>>>

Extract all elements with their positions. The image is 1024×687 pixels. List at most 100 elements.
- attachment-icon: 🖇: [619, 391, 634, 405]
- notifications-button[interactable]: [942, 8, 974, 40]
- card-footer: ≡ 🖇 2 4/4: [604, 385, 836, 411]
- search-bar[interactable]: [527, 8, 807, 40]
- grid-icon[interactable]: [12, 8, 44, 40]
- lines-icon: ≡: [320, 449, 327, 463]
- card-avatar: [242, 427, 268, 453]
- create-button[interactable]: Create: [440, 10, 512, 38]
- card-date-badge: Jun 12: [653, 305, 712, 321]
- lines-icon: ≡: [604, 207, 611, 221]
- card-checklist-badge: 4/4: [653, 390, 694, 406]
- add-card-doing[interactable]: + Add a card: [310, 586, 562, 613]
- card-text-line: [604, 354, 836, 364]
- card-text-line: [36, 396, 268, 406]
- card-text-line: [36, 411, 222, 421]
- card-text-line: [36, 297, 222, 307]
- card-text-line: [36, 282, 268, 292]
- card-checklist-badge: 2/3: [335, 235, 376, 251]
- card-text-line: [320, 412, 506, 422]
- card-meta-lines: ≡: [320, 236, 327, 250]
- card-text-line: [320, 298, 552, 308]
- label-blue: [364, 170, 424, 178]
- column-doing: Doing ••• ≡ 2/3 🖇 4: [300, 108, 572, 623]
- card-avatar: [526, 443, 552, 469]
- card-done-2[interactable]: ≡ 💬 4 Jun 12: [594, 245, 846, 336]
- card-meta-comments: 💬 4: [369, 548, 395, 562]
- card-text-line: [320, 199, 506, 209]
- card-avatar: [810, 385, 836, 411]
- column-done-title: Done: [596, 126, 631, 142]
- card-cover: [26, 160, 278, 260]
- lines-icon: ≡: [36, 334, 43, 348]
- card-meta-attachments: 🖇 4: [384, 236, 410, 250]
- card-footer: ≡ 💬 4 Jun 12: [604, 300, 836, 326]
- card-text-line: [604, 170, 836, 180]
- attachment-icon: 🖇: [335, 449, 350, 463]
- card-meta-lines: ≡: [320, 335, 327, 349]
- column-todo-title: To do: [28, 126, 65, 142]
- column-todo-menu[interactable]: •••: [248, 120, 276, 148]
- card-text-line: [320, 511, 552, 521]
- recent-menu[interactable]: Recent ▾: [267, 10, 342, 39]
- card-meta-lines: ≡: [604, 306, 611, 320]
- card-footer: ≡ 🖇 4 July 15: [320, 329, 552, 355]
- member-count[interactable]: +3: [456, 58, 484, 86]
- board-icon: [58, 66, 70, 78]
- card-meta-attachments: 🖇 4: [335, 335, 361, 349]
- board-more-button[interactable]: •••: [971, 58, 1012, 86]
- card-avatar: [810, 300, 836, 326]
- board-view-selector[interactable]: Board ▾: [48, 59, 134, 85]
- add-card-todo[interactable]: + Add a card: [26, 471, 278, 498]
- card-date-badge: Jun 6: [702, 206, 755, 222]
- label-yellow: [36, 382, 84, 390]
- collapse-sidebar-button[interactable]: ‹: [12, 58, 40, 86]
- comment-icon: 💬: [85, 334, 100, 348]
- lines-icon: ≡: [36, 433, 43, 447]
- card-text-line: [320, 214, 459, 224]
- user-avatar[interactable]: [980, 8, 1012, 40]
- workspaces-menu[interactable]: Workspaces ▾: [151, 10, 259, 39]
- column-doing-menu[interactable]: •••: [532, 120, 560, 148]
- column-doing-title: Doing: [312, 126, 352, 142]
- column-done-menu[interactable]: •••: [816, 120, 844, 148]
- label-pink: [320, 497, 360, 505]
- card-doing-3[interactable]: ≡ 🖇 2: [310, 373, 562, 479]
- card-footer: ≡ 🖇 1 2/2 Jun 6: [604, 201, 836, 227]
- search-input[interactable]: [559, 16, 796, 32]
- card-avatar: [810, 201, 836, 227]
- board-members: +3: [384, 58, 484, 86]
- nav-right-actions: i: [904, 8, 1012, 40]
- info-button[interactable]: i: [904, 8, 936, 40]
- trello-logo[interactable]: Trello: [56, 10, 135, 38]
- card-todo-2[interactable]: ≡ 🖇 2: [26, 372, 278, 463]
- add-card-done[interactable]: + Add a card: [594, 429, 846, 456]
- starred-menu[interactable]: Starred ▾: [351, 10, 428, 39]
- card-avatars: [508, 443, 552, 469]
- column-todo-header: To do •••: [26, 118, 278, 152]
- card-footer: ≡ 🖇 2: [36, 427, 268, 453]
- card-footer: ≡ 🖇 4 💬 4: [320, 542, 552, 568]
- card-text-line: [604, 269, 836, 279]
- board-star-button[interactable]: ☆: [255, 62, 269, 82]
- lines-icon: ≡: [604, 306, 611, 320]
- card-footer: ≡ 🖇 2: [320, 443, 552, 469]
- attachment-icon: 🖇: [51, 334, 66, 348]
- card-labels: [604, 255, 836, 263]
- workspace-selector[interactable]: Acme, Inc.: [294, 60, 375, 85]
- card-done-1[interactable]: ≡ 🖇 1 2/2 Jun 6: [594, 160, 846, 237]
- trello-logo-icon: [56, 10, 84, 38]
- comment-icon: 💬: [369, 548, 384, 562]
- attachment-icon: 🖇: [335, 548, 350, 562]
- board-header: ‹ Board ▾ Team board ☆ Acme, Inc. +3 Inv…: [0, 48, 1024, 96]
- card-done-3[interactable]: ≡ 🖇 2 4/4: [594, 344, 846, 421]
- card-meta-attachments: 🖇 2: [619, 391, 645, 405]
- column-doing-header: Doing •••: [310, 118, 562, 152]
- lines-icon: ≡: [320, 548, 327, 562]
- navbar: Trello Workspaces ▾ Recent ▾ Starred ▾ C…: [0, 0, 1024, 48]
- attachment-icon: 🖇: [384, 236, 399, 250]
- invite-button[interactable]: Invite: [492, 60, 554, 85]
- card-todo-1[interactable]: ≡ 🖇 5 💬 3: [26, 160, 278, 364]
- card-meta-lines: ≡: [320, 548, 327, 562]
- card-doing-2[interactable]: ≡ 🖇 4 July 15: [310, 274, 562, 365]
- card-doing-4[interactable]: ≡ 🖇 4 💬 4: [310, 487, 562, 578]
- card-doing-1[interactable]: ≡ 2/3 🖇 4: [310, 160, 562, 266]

<<<

Work to complete → Please change "card-text-line" to "card-body-line" wherever it occurs in the rows above, and reproduce the rows with nothing else altered.

Task output →
Extract all elements with their positions. The image is 1024×687 pixels. List at most 100 elements.
- attachment-icon: 🖇: [619, 391, 634, 405]
- notifications-button[interactable]: [942, 8, 974, 40]
- card-footer: ≡ 🖇 2 4/4: [604, 385, 836, 411]
- search-bar[interactable]: [527, 8, 807, 40]
- grid-icon[interactable]: [12, 8, 44, 40]
- lines-icon: ≡: [320, 449, 327, 463]
- card-avatar: [242, 427, 268, 453]
- create-button[interactable]: Create: [440, 10, 512, 38]
- card-date-badge: Jun 12: [653, 305, 712, 321]
- lines-icon: ≡: [604, 207, 611, 221]
- card-checklist-badge: 4/4: [653, 390, 694, 406]
- add-card-doing[interactable]: + Add a card: [310, 586, 562, 613]
- card-body-line: [604, 354, 836, 364]
- card-body-line: [36, 396, 268, 406]
- card-body-line: [36, 411, 222, 421]
- card-body-line: [36, 297, 222, 307]
- card-body-line: [36, 282, 268, 292]
- card-checklist-badge: 2/3: [335, 235, 376, 251]
- card-body-line: [320, 412, 506, 422]
- card-meta-lines: ≡: [320, 236, 327, 250]
- card-body-line: [320, 298, 552, 308]
- label-blue: [364, 170, 424, 178]
- column-doing: Doing ••• ≡ 2/3 🖇 4: [300, 108, 572, 623]
- card-avatar: [526, 443, 552, 469]
- card-done-2[interactable]: ≡ 💬 4 Jun 12: [594, 245, 846, 336]
- card-meta-comments: 💬 4: [369, 548, 395, 562]
- card-body-line: [320, 199, 506, 209]
- card-avatar: [810, 385, 836, 411]
- column-done-title: Done: [596, 126, 631, 142]
- card-cover: [26, 160, 278, 260]
- lines-icon: ≡: [36, 334, 43, 348]
- card-meta-attachments: 🖇 4: [384, 236, 410, 250]
- card-footer: ≡ 💬 4 Jun 12: [604, 300, 836, 326]
- card-body-line: [604, 170, 836, 180]
- attachment-icon: 🖇: [335, 449, 350, 463]
- card-meta-lines: ≡: [320, 335, 327, 349]
- column-todo-title: To do: [28, 126, 65, 142]
- column-todo-menu[interactable]: •••: [248, 120, 276, 148]
- card-body-line: [320, 511, 552, 521]
- recent-menu[interactable]: Recent ▾: [267, 10, 342, 39]
- card-meta-lines: ≡: [604, 306, 611, 320]
- card-footer: ≡ 🖇 4 July 15: [320, 329, 552, 355]
- member-count[interactable]: +3: [456, 58, 484, 86]
- board-icon: [58, 66, 70, 78]
- card-meta-attachments: 🖇 4: [335, 335, 361, 349]
- board-more-button[interactable]: •••: [971, 58, 1012, 86]
- card-avatar: [810, 300, 836, 326]
- board-view-selector[interactable]: Board ▾: [48, 59, 134, 85]
- add-card-todo[interactable]: + Add a card: [26, 471, 278, 498]
- card-date-badge: Jun 6: [702, 206, 755, 222]
- label-yellow: [36, 382, 84, 390]
- collapse-sidebar-button[interactable]: ‹: [12, 58, 40, 86]
- comment-icon: 💬: [85, 334, 100, 348]
- lines-icon: ≡: [36, 433, 43, 447]
- card-body-line: [320, 214, 459, 224]
- user-avatar[interactable]: [980, 8, 1012, 40]
- workspaces-menu[interactable]: Workspaces ▾: [151, 10, 259, 39]
- column-doing-menu[interactable]: •••: [532, 120, 560, 148]
- column-doing-title: Doing: [312, 126, 352, 142]
- column-done-menu[interactable]: •••: [816, 120, 844, 148]
- label-pink: [320, 497, 360, 505]
- card-doing-3[interactable]: ≡ 🖇 2: [310, 373, 562, 479]
- card-footer: ≡ 🖇 1 2/2 Jun 6: [604, 201, 836, 227]
- search-input[interactable]: [559, 16, 796, 32]
- card-avatar: [810, 201, 836, 227]
- board-members: +3: [384, 58, 484, 86]
- nav-right-actions: i: [904, 8, 1012, 40]
- info-button[interactable]: i: [904, 8, 936, 40]
- trello-logo[interactable]: Trello: [56, 10, 135, 38]
- card-todo-2[interactable]: ≡ 🖇 2: [26, 372, 278, 463]
- add-card-done[interactable]: + Add a card: [594, 429, 846, 456]
- starred-menu[interactable]: Starred ▾: [351, 10, 428, 39]
- card-avatars: [508, 443, 552, 469]
- column-todo-header: To do •••: [26, 118, 278, 152]
- card-footer: ≡ 🖇 2: [36, 427, 268, 453]
- card-footer: ≡ 🖇 4 💬 4: [320, 542, 552, 568]
- card-body-line: [604, 269, 836, 279]
- board-star-button[interactable]: ☆: [255, 62, 269, 82]
- lines-icon: ≡: [604, 306, 611, 320]
- card-footer: ≡ 🖇 2: [320, 443, 552, 469]
- attachment-icon: 🖇: [51, 334, 66, 348]
- card-labels: [604, 255, 836, 263]
- workspace-selector[interactable]: Acme, Inc.: [294, 60, 375, 85]
- card-done-1[interactable]: ≡ 🖇 1 2/2 Jun 6: [594, 160, 846, 237]
- trello-logo-icon: [56, 10, 84, 38]
- comment-icon: 💬: [369, 548, 384, 562]
- attachment-icon: 🖇: [335, 548, 350, 562]
- board-header: ‹ Board ▾ Team board ☆ Acme, Inc. +3 Inv…: [0, 48, 1024, 96]
- card-done-3[interactable]: ≡ 🖇 2 4/4: [594, 344, 846, 421]
- card-meta-attachments: 🖇 2: [619, 391, 645, 405]
- column-doing-header: Doing •••: [310, 118, 562, 152]
- lines-icon: ≡: [320, 548, 327, 562]
- navbar: Trello Workspaces ▾ Recent ▾ Starred ▾ C…: [0, 0, 1024, 48]
- attachment-icon: 🖇: [384, 236, 399, 250]
- invite-button[interactable]: Invite: [492, 60, 554, 85]
- card-todo-1[interactable]: ≡ 🖇 5 💬 3: [26, 160, 278, 364]
- card-meta-lines: ≡: [320, 548, 327, 562]
- card-doing-2[interactable]: ≡ 🖇 4 July 15: [310, 274, 562, 365]
- card-doing-4[interactable]: ≡ 🖇 4 💬 4: [310, 487, 562, 578]
- card-doing-1[interactable]: ≡ 2/3 🖇 4: [310, 160, 562, 266]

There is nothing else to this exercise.